Your task: Please output the lines shown below exactly as they appear.

--

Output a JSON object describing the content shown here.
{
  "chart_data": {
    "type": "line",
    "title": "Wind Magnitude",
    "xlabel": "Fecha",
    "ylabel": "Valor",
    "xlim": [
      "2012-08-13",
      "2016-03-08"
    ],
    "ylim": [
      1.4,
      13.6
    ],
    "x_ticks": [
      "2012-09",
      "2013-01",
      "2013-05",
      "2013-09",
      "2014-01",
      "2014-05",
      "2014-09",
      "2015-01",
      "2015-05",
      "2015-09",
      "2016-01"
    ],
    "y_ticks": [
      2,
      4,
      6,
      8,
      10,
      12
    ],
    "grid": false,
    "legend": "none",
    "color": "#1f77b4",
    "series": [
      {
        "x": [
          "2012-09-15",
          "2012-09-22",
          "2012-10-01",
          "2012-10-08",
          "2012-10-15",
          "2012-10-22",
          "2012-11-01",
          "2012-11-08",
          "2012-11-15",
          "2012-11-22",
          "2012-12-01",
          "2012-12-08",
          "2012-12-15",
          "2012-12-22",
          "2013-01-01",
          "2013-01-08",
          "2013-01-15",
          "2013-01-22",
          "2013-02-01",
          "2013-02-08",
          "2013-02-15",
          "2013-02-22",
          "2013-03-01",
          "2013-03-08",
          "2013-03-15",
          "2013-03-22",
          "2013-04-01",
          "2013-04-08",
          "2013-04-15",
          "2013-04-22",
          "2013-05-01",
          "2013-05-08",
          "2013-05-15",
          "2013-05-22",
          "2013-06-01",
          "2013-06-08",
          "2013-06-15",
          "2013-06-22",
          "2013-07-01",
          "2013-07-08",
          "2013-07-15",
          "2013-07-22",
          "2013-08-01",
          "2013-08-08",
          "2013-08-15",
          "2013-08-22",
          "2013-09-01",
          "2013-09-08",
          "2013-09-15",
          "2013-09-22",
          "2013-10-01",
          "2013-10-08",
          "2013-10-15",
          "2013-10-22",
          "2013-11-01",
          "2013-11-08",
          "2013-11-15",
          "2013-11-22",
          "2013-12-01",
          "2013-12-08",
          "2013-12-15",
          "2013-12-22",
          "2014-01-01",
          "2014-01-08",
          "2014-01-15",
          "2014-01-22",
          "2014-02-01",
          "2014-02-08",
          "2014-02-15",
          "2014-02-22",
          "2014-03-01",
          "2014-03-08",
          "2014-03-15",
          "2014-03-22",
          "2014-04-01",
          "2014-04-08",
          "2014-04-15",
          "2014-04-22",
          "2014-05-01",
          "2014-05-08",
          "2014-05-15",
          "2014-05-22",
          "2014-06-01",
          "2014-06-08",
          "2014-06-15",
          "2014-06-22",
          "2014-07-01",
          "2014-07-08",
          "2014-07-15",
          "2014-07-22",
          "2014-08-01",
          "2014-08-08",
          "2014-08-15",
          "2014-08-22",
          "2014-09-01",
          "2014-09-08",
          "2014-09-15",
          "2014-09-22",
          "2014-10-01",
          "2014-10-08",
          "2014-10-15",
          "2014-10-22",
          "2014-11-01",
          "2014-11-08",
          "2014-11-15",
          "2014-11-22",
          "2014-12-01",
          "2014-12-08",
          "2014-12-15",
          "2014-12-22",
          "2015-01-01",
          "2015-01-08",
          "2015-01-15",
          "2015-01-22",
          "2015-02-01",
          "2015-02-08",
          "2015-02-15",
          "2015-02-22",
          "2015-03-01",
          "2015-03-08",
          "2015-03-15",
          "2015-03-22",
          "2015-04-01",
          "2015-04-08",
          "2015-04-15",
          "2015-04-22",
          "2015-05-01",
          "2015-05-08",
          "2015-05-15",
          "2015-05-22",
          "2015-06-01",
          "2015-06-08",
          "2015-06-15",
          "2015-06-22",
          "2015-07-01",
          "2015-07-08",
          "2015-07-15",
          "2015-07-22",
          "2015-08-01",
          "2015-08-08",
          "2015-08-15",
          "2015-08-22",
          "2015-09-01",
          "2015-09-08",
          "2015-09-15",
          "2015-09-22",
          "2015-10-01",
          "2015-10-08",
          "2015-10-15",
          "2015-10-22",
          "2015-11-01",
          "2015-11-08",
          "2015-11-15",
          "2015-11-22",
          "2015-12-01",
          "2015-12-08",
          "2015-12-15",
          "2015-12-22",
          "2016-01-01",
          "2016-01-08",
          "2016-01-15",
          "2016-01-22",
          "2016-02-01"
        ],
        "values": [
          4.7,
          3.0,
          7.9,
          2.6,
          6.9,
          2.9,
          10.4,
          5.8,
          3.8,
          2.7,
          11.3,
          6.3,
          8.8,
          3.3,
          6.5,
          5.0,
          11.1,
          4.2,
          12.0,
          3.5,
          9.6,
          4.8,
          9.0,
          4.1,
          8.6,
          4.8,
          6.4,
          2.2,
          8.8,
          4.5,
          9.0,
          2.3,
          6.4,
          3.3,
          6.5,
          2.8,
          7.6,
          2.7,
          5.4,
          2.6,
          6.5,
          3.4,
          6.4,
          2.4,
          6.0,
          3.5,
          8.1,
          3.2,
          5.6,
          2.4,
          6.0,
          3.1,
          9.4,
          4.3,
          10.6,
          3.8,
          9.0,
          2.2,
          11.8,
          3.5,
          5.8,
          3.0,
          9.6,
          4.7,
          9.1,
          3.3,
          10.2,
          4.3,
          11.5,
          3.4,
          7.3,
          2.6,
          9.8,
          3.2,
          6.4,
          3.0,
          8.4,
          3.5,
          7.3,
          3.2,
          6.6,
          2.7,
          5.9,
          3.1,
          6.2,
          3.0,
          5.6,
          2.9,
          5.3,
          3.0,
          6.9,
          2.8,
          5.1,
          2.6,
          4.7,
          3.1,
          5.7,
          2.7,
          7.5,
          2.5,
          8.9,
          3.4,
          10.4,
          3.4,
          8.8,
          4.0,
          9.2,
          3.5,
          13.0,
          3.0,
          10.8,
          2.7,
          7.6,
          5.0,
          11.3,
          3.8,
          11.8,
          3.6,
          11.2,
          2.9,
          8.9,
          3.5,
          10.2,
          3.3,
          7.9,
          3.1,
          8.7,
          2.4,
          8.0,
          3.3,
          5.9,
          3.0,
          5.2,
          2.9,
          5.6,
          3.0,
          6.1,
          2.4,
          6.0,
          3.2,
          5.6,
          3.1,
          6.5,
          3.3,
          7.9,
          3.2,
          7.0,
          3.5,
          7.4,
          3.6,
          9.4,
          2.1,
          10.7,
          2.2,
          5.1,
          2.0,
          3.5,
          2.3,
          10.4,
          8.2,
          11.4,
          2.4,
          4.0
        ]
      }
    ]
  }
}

--

Complete response:
Output a JSON object describing the content shown here.
{
  "chart_data": {
    "type": "line",
    "title": "Wind Magnitude",
    "xlabel": "Fecha",
    "ylabel": "Valor",
    "xlim": [
      "2012-08-13",
      "2016-03-08"
    ],
    "ylim": [
      1.4,
      13.6
    ],
    "x_ticks": [
      "2012-09",
      "2013-01",
      "2013-05",
      "2013-09",
      "2014-01",
      "2014-05",
      "2014-09",
      "2015-01",
      "2015-05",
      "2015-09",
      "2016-01"
    ],
    "y_ticks": [
      2,
      4,
      6,
      8,
      10,
      12
    ],
    "grid": false,
    "legend": "none",
    "color": "#1f77b4",
    "series": [
      {
        "x": [
          "2012-09-15",
          "2012-09-22",
          "2012-10-01",
          "2012-10-08",
          "2012-10-15",
          "2012-10-22",
          "2012-11-01",
          "2012-11-08",
          "2012-11-15",
          "2012-11-22",
          "2012-12-01",
          "2012-12-08",
          "2012-12-15",
          "2012-12-22",
          "2013-01-01",
          "2013-01-08",
          "2013-01-15",
          "2013-01-22",
          "2013-02-01",
          "2013-02-08",
          "2013-02-15",
          "2013-02-22",
          "2013-03-01",
          "2013-03-08",
          "2013-03-15",
          "2013-03-22",
          "2013-04-01",
          "2013-04-08",
          "2013-04-15",
          "2013-04-22",
          "2013-05-01",
          "2013-05-08",
          "2013-05-15",
          "2013-05-22",
          "2013-06-01",
          "2013-06-08",
          "2013-06-15",
          "2013-06-22",
          "2013-07-01",
          "2013-07-08",
          "2013-07-15",
          "2013-07-22",
          "2013-08-01",
          "2013-08-08",
          "2013-08-15",
          "2013-08-22",
          "2013-09-01",
          "2013-09-08",
          "2013-09-15",
          "2013-09-22",
          "2013-10-01",
          "2013-10-08",
          "2013-10-15",
          "2013-10-22",
          "2013-11-01",
          "2013-11-08",
          "2013-11-15",
          "2013-11-22",
          "2013-12-01",
          "2013-12-08",
          "2013-12-15",
          "2013-12-22",
          "2014-01-01",
          "2014-01-08",
          "2014-01-15",
          "2014-01-22",
          "2014-02-01",
          "2014-02-08",
          "2014-02-15",
          "2014-02-22",
          "2014-03-01",
          "2014-03-08",
          "2014-03-15",
          "2014-03-22",
          "2014-04-01",
          "2014-04-08",
          "2014-04-15",
          "2014-04-22",
          "2014-05-01",
          "2014-05-08",
          "2014-05-15",
          "2014-05-22",
          "2014-06-01",
          "2014-06-08",
          "2014-06-15",
          "2014-06-22",
          "2014-07-01",
          "2014-07-08",
          "2014-07-15",
          "2014-07-22",
          "2014-08-01",
          "2014-08-08",
          "2014-08-15",
          "2014-08-22",
          "2014-09-01",
          "2014-09-08",
          "2014-09-15",
          "2014-09-22",
          "2014-10-01",
          "2014-10-08",
          "2014-10-15",
          "2014-10-22",
          "2014-11-01",
          "2014-11-08",
          "2014-11-15",
          "2014-11-22",
          "2014-12-01",
          "2014-12-08",
          "2014-12-15",
          "2014-12-22",
          "2015-01-01",
          "2015-01-08",
          "2015-01-15",
          "2015-01-22",
          "2015-02-01",
          "2015-02-08",
          "2015-02-15",
          "2015-02-22",
          "2015-03-01",
          "2015-03-08",
          "2015-03-15",
          "2015-03-22",
          "2015-04-01",
          "2015-04-08",
          "2015-04-15",
          "2015-04-22",
          "2015-05-01",
          "2015-05-08",
          "2015-05-15",
          "2015-05-22",
          "2015-06-01",
          "2015-06-08",
          "2015-06-15",
          "2015-06-22",
          "2015-07-01",
          "2015-07-08",
          "2015-07-15",
          "2015-07-22",
          "2015-08-01",
          "2015-08-08",
          "2015-08-15",
          "2015-08-22",
          "2015-09-01",
          "2015-09-08",
          "2015-09-15",
          "2015-09-22",
          "2015-10-01",
          "2015-10-08",
          "2015-10-15",
          "2015-10-22",
          "2015-11-01",
          "2015-11-08",
          "2015-11-15",
          "2015-11-22",
          "2015-12-01",
          "2015-12-08",
          "2015-12-15",
          "2015-12-22",
          "2016-01-01",
          "2016-01-08",
          "2016-01-15",
          "2016-01-22",
          "2016-02-01"
        ],
        "values": [
          4.7,
          3.0,
          7.9,
          2.6,
          6.9,
          2.9,
          10.4,
          5.8,
          3.8,
          2.7,
          11.3,
          6.3,
          8.8,
          3.3,
          6.5,
          5.0,
          11.1,
          4.2,
          12.0,
          3.5,
          9.6,
          4.8,
          9.0,
          4.1,
          8.6,
          4.8,
          6.4,
          2.2,
          8.8,
          4.5,
          9.0,
          2.3,
          6.4,
          3.3,
          6.5,
          2.8,
          7.6,
          2.7,
          5.4,
          2.6,
          6.5,
          3.4,
          6.4,
          2.4,
          6.0,
          3.5,
          8.1,
          3.2,
          5.6,
          2.4,
          6.0,
          3.1,
          9.4,
          4.3,
          10.6,
          3.8,
          9.0,
          2.2,
          11.8,
          3.5,
          5.8,
          3.0,
          9.6,
          4.7,
          9.1,
          3.3,
          10.2,
          4.3,
          11.5,
          3.4,
          7.3,
          2.6,
          9.8,
          3.2,
          6.4,
          3.0,
          8.4,
          3.5,
          7.3,
          3.2,
          6.6,
          2.7,
          5.9,
          3.1,
          6.2,
          3.0,
          5.6,
          2.9,
          5.3,
          3.0,
          6.9,
          2.8,
          5.1,
          2.6,
          4.7,
          3.1,
          5.7,
          2.7,
          7.5,
          2.5,
          8.9,
          3.4,
          10.4,
          3.4,
          8.8,
          4.0,
          9.2,
          3.5,
          13.0,
          3.0,
          10.8,
          2.7,
          7.6,
          5.0,
          11.3,
          3.8,
          11.8,
          3.6,
          11.2,
          2.9,
          8.9,
          3.5,
          10.2,
          3.3,
          7.9,
          3.1,
          8.7,
          2.4,
          8.0,
          3.3,
          5.9,
          3.0,
          5.2,
          2.9,
          5.6,
          3.0,
          6.1,
          2.4,
          6.0,
          3.2,
          5.6,
          3.1,
          6.5,
          3.3,
          7.9,
          3.2,
          7.0,
          3.5,
          7.4,
          3.6,
          9.4,
          2.1,
          10.7,
          2.2,
          5.1,
          2.0,
          3.5,
          2.3,
          10.4,
          8.2,
          11.4,
          2.4,
          4.0
        ]
      }
    ]
  }
}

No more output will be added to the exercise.